§ Written problem:
Reproduce the listing below in its entirety. Change nothing.

§ Records for this exercise:
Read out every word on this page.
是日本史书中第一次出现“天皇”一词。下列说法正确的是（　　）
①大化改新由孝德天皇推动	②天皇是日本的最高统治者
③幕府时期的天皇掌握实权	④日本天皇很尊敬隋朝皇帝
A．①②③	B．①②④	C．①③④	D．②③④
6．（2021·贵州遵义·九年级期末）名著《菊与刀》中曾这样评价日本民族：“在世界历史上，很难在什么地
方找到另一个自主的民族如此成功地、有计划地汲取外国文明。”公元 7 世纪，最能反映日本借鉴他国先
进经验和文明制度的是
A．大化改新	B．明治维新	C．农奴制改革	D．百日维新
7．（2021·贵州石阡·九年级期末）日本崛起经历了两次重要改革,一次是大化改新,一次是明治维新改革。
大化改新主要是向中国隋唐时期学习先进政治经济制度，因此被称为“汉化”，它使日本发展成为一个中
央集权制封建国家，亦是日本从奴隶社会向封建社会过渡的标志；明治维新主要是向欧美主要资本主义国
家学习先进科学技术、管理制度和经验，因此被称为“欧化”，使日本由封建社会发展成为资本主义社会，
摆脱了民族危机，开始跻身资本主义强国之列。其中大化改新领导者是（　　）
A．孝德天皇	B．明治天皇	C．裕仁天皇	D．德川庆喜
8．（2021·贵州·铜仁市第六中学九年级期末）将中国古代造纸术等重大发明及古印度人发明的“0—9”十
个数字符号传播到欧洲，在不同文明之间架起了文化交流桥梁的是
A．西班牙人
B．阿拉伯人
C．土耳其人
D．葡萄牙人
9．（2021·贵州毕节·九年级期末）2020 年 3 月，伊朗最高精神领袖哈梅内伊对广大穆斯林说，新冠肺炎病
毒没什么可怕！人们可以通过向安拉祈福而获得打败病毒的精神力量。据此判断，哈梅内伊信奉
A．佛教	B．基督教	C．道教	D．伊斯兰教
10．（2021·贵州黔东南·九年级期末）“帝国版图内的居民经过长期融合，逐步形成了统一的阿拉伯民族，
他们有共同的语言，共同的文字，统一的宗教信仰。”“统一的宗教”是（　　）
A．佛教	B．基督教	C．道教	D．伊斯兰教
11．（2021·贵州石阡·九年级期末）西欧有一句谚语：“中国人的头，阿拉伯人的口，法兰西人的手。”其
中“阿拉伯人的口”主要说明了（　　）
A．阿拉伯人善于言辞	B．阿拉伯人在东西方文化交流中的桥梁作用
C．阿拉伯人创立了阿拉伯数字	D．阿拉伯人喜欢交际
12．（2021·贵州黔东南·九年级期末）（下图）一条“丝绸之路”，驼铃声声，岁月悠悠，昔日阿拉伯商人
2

§ Written response:
Read out every word on this page.
是日本史书中第一次出现“天皇”一词。下列说法正确的是（　　）
①大化改新由孝德天皇推动	②天皇是日本的最高统治者
③幕府时期的天皇掌握实权	④日本天皇很尊敬隋朝皇帝
A．①②③	B．①②④	C．①③④	D．②③④
6．（2021·贵州遵义·九年级期末）名著《菊与刀》中曾这样评价日本民族：“在世界历史上，很难在什么地
方找到另一个自主的民族如此成功地、有计划地汲取外国文明。”公元 7 世纪，最能反映日本借鉴他国先
进经验和文明制度的是
A．大化改新	B．明治维新	C．农奴制改革	D．百日维新
7．（2021·贵州石阡·九年级期末）日本崛起经历了两次重要改革,一次是大化改新,一次是明治维新改革。
大化改新主要是向中国隋唐时期学习先进政治经济制度，因此被称为“汉化”，它使日本发展成为一个中
央集权制封建国家，亦是日本从奴隶社会向封建社会过渡的标志；明治维新主要是向欧美主要资本主义国
家学习先进科学技术、管理制度和经验，因此被称为“欧化”，使日本由封建社会发展成为资本主义社会，
摆脱了民族危机，开始跻身资本主义强国之列。其中大化改新领导者是（　　）
A．孝德天皇	B．明治天皇	C．裕仁天皇	D．德川庆喜
8．（2021·贵州·铜仁市第六中学九年级期末）将中国古代造纸术等重大发明及古印度人发明的“0—9”十
个数字符号传播到欧洲，在不同文明之间架起了文化交流桥梁的是
A．西班牙人
B．阿拉伯人
C．土耳其人
D．葡萄牙人
9．（2021·贵州毕节·九年级期末）2020 年 3 月，伊朗最高精神领袖哈梅内伊对广大穆斯林说，新冠肺炎病
毒没什么可怕！人们可以通过向安拉祈福而获得打败病毒的精神力量。据此判断，哈梅内伊信奉
A．佛教	B．基督教	C．道教	D．伊斯兰教
10．（2021·贵州黔东南·九年级期末）“帝国版图内的居民经过长期融合，逐步形成了统一的阿拉伯民族，
他们有共同的语言，共同的文字，统一的宗教信仰。”“统一的宗教”是（　　）
A．佛教	B．基督教	C．道教	D．伊斯兰教
11．（2021·贵州石阡·九年级期末）西欧有一句谚语：“中国人的头，阿拉伯人的口，法兰西人的手。”其
中“阿拉伯人的口”主要说明了（　　）
A．阿拉伯人善于言辞	B．阿拉伯人在东西方文化交流中的桥梁作用
C．阿拉伯人创立了阿拉伯数字	D．阿拉伯人喜欢交际
12．（2021·贵州黔东南·九年级期末）（下图）一条“丝绸之路”，驼铃声声，岁月悠悠，昔日阿拉伯商人
2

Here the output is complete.